RECORDS SUPPLIED
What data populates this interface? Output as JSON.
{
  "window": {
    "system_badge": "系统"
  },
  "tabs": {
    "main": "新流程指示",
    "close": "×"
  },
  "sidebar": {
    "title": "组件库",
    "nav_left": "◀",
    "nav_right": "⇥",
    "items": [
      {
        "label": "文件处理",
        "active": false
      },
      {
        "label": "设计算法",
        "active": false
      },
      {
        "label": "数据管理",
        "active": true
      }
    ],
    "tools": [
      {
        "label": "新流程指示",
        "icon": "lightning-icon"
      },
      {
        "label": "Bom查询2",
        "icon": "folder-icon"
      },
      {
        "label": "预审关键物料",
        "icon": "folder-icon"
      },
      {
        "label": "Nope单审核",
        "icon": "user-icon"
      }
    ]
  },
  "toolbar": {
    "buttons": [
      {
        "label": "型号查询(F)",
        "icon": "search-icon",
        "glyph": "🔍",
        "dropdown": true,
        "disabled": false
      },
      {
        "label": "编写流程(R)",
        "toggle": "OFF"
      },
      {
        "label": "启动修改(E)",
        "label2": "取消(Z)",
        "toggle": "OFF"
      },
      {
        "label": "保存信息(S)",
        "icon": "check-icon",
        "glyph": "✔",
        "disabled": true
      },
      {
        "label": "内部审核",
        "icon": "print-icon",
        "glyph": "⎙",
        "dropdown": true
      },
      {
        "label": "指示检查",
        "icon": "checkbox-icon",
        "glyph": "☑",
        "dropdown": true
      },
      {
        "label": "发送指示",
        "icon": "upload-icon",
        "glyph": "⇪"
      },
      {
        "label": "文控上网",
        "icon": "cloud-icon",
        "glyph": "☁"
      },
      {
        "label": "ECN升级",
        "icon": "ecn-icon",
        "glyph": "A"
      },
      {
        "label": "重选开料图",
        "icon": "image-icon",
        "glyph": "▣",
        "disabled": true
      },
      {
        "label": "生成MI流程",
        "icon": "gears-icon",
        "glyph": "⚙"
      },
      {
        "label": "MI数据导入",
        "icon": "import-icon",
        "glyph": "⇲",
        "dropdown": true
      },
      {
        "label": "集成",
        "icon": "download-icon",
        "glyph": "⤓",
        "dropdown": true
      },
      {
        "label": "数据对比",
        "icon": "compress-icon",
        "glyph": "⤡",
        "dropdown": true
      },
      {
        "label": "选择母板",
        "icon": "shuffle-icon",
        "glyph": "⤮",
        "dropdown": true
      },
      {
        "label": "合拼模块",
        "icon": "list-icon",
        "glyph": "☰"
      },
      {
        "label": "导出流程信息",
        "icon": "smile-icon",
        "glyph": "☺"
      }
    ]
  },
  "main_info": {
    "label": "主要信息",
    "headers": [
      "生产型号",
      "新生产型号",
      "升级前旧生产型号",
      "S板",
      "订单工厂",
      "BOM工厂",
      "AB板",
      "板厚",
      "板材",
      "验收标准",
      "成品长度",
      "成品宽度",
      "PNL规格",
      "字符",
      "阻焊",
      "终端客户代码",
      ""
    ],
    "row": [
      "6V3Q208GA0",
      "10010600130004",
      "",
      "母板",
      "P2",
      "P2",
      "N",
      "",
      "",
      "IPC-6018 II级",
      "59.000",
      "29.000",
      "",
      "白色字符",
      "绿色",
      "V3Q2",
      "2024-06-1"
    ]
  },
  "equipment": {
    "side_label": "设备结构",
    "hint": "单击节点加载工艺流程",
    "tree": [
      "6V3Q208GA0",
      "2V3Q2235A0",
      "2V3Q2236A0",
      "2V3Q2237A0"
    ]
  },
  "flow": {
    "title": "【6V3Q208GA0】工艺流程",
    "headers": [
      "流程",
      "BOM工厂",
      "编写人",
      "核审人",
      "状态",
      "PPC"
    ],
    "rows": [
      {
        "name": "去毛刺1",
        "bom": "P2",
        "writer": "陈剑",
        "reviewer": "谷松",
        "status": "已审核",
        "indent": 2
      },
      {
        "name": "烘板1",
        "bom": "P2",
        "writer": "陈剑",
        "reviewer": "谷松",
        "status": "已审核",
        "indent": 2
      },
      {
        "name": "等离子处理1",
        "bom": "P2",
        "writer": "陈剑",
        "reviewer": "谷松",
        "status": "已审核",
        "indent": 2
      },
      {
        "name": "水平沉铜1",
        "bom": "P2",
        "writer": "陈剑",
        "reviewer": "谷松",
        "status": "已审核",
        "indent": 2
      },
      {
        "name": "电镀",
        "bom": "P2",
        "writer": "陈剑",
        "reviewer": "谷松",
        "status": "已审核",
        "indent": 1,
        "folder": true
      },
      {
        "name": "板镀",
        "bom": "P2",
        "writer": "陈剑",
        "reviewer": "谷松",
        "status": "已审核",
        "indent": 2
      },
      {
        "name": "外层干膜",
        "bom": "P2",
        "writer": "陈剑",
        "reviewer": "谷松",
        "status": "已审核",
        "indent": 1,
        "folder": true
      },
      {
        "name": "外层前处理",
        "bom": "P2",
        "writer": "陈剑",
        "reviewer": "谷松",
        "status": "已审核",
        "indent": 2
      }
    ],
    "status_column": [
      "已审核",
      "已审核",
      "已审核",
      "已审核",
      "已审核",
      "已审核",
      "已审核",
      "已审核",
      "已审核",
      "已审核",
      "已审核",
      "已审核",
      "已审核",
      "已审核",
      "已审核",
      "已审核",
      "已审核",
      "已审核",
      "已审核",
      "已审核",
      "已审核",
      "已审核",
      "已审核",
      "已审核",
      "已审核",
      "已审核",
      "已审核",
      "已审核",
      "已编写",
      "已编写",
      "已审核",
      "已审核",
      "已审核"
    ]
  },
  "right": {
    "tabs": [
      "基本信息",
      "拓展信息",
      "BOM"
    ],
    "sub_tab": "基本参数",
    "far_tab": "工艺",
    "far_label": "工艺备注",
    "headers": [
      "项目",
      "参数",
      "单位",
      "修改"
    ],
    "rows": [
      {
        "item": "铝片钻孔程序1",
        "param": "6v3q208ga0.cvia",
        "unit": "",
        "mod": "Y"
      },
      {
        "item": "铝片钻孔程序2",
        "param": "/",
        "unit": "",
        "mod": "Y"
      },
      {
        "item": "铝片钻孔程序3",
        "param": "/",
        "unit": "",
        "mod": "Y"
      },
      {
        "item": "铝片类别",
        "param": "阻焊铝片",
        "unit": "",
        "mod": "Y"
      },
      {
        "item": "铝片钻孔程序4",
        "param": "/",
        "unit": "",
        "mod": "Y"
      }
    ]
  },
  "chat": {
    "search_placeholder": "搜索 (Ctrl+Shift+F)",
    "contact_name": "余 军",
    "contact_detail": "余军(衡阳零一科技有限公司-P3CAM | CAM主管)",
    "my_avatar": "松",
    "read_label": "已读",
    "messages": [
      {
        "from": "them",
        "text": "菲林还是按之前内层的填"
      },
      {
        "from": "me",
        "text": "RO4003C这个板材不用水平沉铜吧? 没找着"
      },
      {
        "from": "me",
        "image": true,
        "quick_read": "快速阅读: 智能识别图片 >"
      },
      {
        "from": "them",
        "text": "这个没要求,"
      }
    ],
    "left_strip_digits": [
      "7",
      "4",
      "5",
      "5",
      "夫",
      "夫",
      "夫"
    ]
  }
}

WRITTEN REQUEST
Extract all of the data exactly as written.

FINAL RESULT
What data populates this interface? Output as JSON.
{
  "window": {
    "system_badge": "系统"
  },
  "tabs": {
    "main": "新流程指示",
    "close": "×"
  },
  "sidebar": {
    "title": "组件库",
    "nav_left": "◀",
    "nav_right": "⇥",
    "items": [
      {
        "label": "文件处理",
        "active": false
      },
      {
        "label": "设计算法",
        "active": false
      },
      {
        "label": "数据管理",
        "active": true
      }
    ],
    "tools": [
      {
        "label": "新流程指示",
        "icon": "lightning-icon"
      },
      {
        "label": "Bom查询2",
        "icon": "folder-icon"
      },
      {
        "label": "预审关键物料",
        "icon": "folder-icon"
      },
      {
        "label": "Nope单审核",
        "icon": "user-icon"
      }
    ]
  },
  "toolbar": {
    "buttons": [
      {
        "label": "型号查询(F)",
        "icon": "search-icon",
        "glyph": "🔍",
        "dropdown": true,
        "disabled": false
      },
      {
        "label": "编写流程(R)",
        "toggle": "OFF"
      },
      {
        "label": "启动修改(E)",
        "label2": "取消(Z)",
        "toggle": "OFF"
      },
      {
        "label": "保存信息(S)",
        "icon": "check-icon",
        "glyph": "✔",
        "disabled": true
      },
      {
        "label": "内部审核",
        "icon": "print-icon",
        "glyph": "⎙",
        "dropdown": true
      },
      {
        "label": "指示检查",
        "icon": "checkbox-icon",
        "glyph": "☑",
        "dropdown": true
      },
      {
        "label": "发送指示",
        "icon": "upload-icon",
        "glyph": "⇪"
      },
      {
        "label": "文控上网",
        "icon": "cloud-icon",
        "glyph": "☁"
      },
      {
        "label": "ECN升级",
        "icon": "ecn-icon",
        "glyph": "A"
      },
      {
        "label": "重选开料图",
        "icon": "image-icon",
        "glyph": "▣",
        "disabled": true
      },
      {
        "label": "生成MI流程",
        "icon": "gears-icon",
        "glyph": "⚙"
      },
      {
        "label": "MI数据导入",
        "icon": "import-icon",
        "glyph": "⇲",
        "dropdown": true
      },
      {
        "label": "集成",
        "icon": "download-icon",
        "glyph": "⤓",
        "dropdown": true
      },
      {
        "label": "数据对比",
        "icon": "compress-icon",
        "glyph": "⤡",
        "dropdown": true
      },
      {
        "label": "选择母板",
        "icon": "shuffle-icon",
        "glyph": "⤮",
        "dropdown": true
      },
      {
        "label": "合拼模块",
        "icon": "list-icon",
        "glyph": "☰"
      },
      {
        "label": "导出流程信息",
        "icon": "smile-icon",
        "glyph": "☺"
      }
    ]
  },
  "main_info": {
    "label": "主要信息",
    "headers": [
      "生产型号",
      "新生产型号",
      "升级前旧生产型号",
      "S板",
      "订单工厂",
      "BOM工厂",
      "AB板",
      "板厚",
      "板材",
      "验收标准",
      "成品长度",
      "成品宽度",
      "PNL规格",
      "字符",
      "阻焊",
      "终端客户代码",
      ""
    ],
    "row": [
      "6V3Q208GA0",
      "10010600130004",
      "",
      "母板",
      "P2",
      "P2",
      "N",
      "",
      "",
      "IPC-6018 II级",
      "59.000",
      "29.000",
      "",
      "白色字符",
      "绿色",
      "V3Q2",
      "2024-06-1"
    ]
  },
  "equipment": {
    "side_label": "设备结构",
    "hint": "单击节点加载工艺流程",
    "tree": [
      "6V3Q208GA0",
      "2V3Q2235A0",
      "2V3Q2236A0",
      "2V3Q2237A0"
    ]
  },
  "flow": {
    "title": "【6V3Q208GA0】工艺流程",
    "headers": [
      "流程",
      "BOM工厂",
      "编写人",
      "核审人",
      "状态",
      "PPC"
    ],
    "rows": [
      {
        "name": "去毛刺1",
        "bom": "P2",
        "writer": "陈剑",
        "reviewer": "谷松",
        "status": "已审核",
        "indent": 2
      },
      {
        "name": "烘板1",
        "bom": "P2",
        "writer": "陈剑",
        "reviewer": "谷松",
        "status": "已审核",
        "indent": 2
      },
      {
        "name": "等离子处理1",
        "bom": "P2",
        "writer": "陈剑",
        "reviewer": "谷松",
        "status": "已审核",
        "indent": 2
      },
      {
        "name": "水平沉铜1",
        "bom": "P2",
        "writer": "陈剑",
        "reviewer": "谷松",
        "status": "已审核",
        "indent": 2
      },
      {
        "name": "电镀",
        "bom": "P2",
        "writer": "陈剑",
        "reviewer": "谷松",
        "status": "已审核",
        "indent": 1,
        "folder": true
      },
      {
        "name": "板镀",
        "bom": "P2",
        "writer": "陈剑",
        "reviewer": "谷松",
        "status": "已审核",
        "indent": 2
      },
      {
        "name": "外层干膜",
        "bom": "P2",
        "writer": "陈剑",
        "reviewer": "谷松",
        "status": "已审核",
        "indent": 1,
        "folder": true
      },
      {
        "name": "外层前处理",
        "bom": "P2",
        "writer": "陈剑",
        "reviewer": "谷松",
        "status": "已审核",
        "indent": 2
      }
    ],
    "status_column": [
      "已审核",
      "已审核",
      "已审核",
      "已审核",
      "已审核",
      "已审核",
      "已审核",
      "已审核",
      "已审核",
      "已审核",
      "已审核",
      "已审核",
      "已审核",
      "已审核",
      "已审核",
      "已审核",
      "已审核",
      "已审核",
      "已审核",
      "已审核",
      "已审核",
      "已审核",
      "已审核",
      "已审核",
      "已审核",
      "已审核",
      "已审核",
      "已审核",
      "已编写",
      "已编写",
      "已审核",
      "已审核",
      "已审核"
    ]
  },
  "right": {
    "tabs": [
      "基本信息",
      "拓展信息",
      "BOM"
    ],
    "sub_tab": "基本参数",
    "far_tab": "工艺",
    "far_label": "工艺备注",
    "headers": [
      "项目",
      "参数",
      "单位",
      "修改"
    ],
    "rows": [
      {
        "item": "铝片钻孔程序1",
        "param": "6v3q208ga0.cvia",
        "unit": "",
        "mod": "Y"
      },
      {
        "item": "铝片钻孔程序2",
        "param": "/",
        "unit": "",
        "mod": "Y"
      },
      {
        "item": "铝片钻孔程序3",
        "param": "/",
        "unit": "",
        "mod": "Y"
      },
      {
        "item": "铝片类别",
        "param": "阻焊铝片",
        "unit": "",
        "mod": "Y"
      },
      {
        "item": "铝片钻孔程序4",
        "param": "/",
        "unit": "",
        "mod": "Y"
      }
    ]
  },
  "chat": {
    "search_placeholder": "搜索 (Ctrl+Shift+F)",
    "contact_name": "余 军",
    "contact_detail": "余军(衡阳零一科技有限公司-P3CAM | CAM主管)",
    "my_avatar": "松",
    "read_label": "已读",
    "messages": [
      {
        "from": "them",
        "text": "菲林还是按之前内层的填"
      },
      {
        "from": "me",
        "text": "RO4003C这个板材不用水平沉铜吧? 没找着"
      },
      {
        "from": "me",
        "image": true,
        "quick_read": "快速阅读: 智能识别图片 >"
      },
      {
        "from": "them",
        "text": "这个没要求,"
      }
    ],
    "left_strip_digits": [
      "7",
      "4",
      "5",
      "5",
      "夫",
      "夫",
      "夫"
    ]
  }
}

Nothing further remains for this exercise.